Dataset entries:
>> Begin
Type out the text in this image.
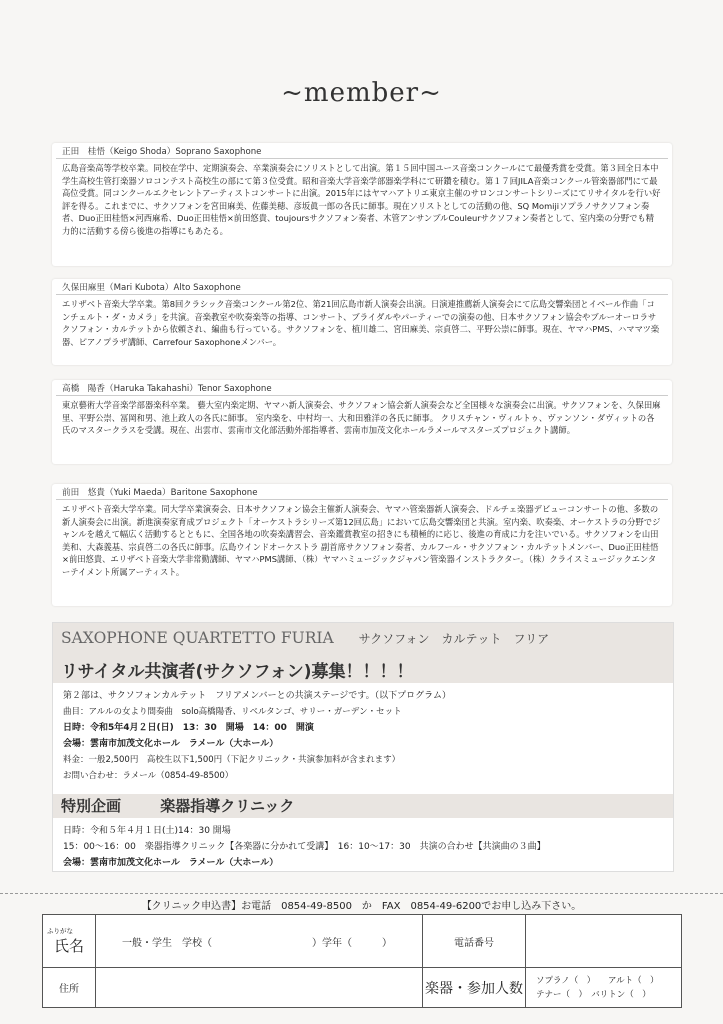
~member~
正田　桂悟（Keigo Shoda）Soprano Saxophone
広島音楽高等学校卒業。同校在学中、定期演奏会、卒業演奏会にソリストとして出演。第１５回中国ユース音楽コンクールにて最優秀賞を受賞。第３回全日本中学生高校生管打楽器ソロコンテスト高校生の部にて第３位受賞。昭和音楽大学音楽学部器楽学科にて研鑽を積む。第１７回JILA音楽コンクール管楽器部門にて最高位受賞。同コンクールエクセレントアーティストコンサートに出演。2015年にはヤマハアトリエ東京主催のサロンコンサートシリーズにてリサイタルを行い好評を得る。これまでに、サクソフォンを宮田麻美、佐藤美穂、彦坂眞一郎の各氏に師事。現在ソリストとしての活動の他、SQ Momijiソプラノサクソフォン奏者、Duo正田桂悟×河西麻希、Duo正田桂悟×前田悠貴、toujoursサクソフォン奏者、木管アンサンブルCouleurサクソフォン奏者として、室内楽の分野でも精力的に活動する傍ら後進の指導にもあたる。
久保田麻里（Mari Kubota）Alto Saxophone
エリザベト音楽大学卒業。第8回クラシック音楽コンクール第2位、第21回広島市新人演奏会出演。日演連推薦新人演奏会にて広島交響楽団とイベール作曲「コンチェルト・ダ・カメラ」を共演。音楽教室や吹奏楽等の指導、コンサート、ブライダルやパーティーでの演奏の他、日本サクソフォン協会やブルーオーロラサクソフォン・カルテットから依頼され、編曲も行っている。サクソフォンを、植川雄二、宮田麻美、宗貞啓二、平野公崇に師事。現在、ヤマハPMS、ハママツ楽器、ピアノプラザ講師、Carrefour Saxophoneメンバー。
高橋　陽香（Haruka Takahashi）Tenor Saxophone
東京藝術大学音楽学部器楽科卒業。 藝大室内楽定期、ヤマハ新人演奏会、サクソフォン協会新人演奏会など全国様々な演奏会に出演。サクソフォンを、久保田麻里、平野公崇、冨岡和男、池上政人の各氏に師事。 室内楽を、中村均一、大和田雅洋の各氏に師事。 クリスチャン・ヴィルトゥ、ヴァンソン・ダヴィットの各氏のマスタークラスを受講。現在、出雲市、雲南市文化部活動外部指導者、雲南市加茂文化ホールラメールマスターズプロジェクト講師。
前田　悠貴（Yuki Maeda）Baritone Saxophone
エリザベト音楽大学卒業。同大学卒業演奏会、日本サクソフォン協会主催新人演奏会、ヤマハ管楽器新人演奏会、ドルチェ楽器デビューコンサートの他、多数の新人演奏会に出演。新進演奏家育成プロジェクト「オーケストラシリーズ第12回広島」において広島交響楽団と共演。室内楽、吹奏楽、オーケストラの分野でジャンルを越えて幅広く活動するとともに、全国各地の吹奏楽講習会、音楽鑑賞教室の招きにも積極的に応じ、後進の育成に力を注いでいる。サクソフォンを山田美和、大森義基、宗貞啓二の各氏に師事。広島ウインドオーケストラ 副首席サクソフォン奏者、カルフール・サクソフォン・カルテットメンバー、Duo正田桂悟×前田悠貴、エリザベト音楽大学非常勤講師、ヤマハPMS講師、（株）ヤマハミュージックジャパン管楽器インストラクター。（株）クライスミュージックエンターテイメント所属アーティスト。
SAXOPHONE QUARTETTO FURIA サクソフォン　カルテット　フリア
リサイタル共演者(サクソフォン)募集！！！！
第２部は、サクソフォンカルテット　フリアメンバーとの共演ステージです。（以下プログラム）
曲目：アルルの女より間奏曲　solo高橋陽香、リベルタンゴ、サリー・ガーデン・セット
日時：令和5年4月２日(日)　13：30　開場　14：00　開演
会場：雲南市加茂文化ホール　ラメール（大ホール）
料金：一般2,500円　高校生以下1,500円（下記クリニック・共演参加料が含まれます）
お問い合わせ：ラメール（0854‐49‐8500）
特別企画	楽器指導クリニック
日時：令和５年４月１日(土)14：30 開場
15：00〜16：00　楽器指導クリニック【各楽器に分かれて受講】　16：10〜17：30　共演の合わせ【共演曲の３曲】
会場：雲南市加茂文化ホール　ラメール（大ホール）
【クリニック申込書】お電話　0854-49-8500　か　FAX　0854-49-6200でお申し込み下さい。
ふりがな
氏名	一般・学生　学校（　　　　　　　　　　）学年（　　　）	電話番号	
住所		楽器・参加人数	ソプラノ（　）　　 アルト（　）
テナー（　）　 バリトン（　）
>> End
>> Begin
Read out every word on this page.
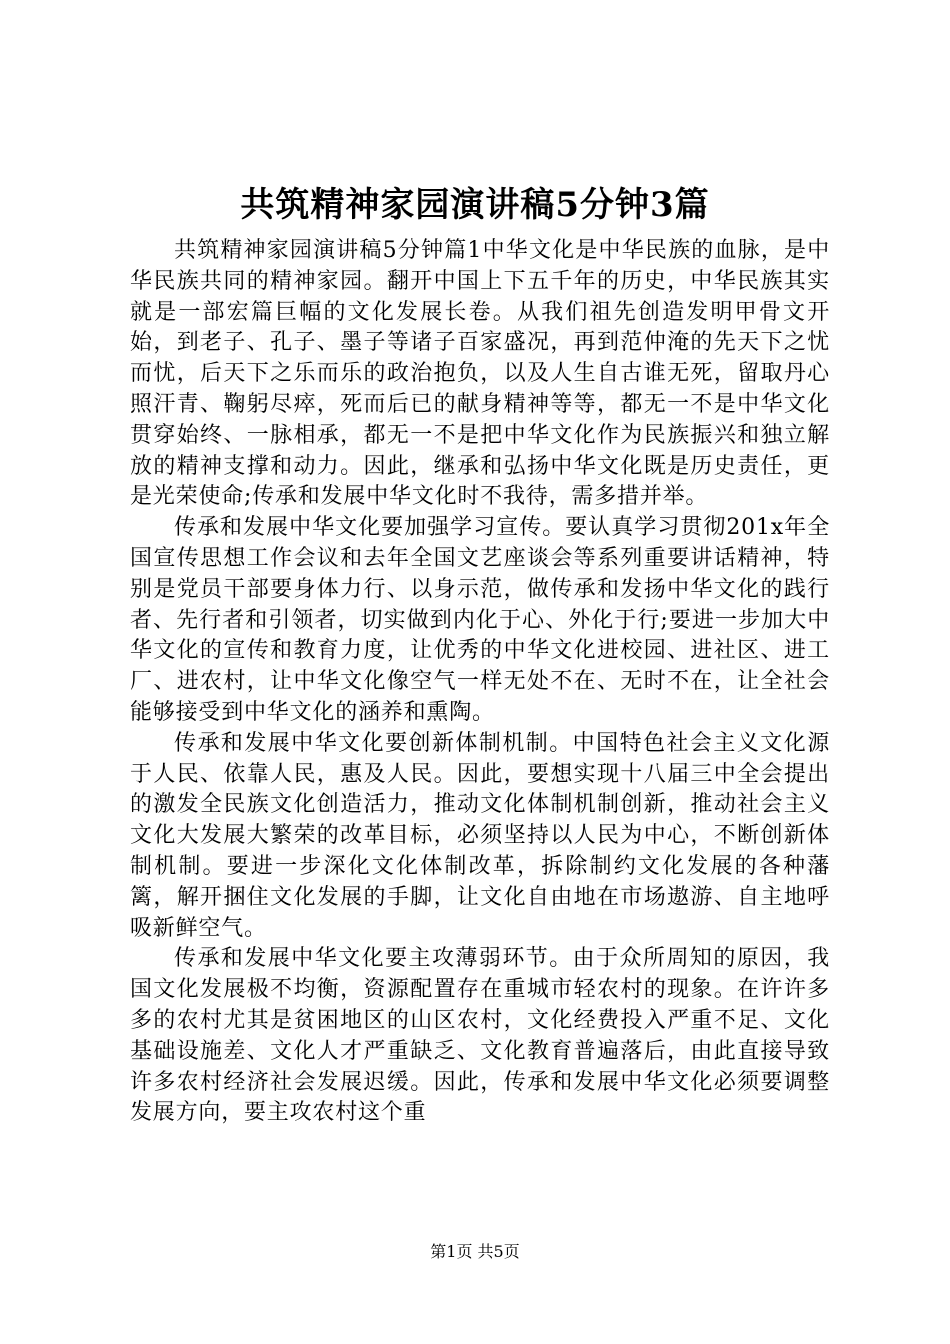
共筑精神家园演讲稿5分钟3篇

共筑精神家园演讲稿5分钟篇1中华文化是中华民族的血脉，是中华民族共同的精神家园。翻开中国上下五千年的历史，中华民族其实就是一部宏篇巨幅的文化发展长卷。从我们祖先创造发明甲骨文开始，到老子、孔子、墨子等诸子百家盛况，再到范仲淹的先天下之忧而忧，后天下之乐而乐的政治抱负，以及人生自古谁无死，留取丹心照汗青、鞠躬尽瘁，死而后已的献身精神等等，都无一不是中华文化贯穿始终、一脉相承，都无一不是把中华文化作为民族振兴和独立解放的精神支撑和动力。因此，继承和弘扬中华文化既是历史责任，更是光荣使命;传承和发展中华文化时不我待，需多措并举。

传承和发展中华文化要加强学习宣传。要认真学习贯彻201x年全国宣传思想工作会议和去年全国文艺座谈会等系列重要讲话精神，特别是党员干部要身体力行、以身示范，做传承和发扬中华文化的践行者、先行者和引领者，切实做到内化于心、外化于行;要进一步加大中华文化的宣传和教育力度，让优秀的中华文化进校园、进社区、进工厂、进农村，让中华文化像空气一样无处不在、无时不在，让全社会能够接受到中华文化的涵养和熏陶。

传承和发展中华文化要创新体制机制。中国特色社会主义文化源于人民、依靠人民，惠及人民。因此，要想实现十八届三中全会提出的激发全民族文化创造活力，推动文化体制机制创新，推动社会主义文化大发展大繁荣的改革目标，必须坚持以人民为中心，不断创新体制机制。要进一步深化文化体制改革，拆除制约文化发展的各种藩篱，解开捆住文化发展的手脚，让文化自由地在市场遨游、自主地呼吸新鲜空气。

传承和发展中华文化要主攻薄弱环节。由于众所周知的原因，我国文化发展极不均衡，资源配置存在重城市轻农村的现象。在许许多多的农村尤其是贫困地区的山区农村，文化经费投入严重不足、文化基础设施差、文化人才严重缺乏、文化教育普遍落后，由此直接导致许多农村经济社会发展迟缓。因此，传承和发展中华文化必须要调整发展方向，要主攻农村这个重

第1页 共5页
>> End
WHAT YOU ARE ASKED TO DO ->
Lines holding the word "this" should be counted across the entries; state only how many there are.

EXERCISE ANSWER ->
2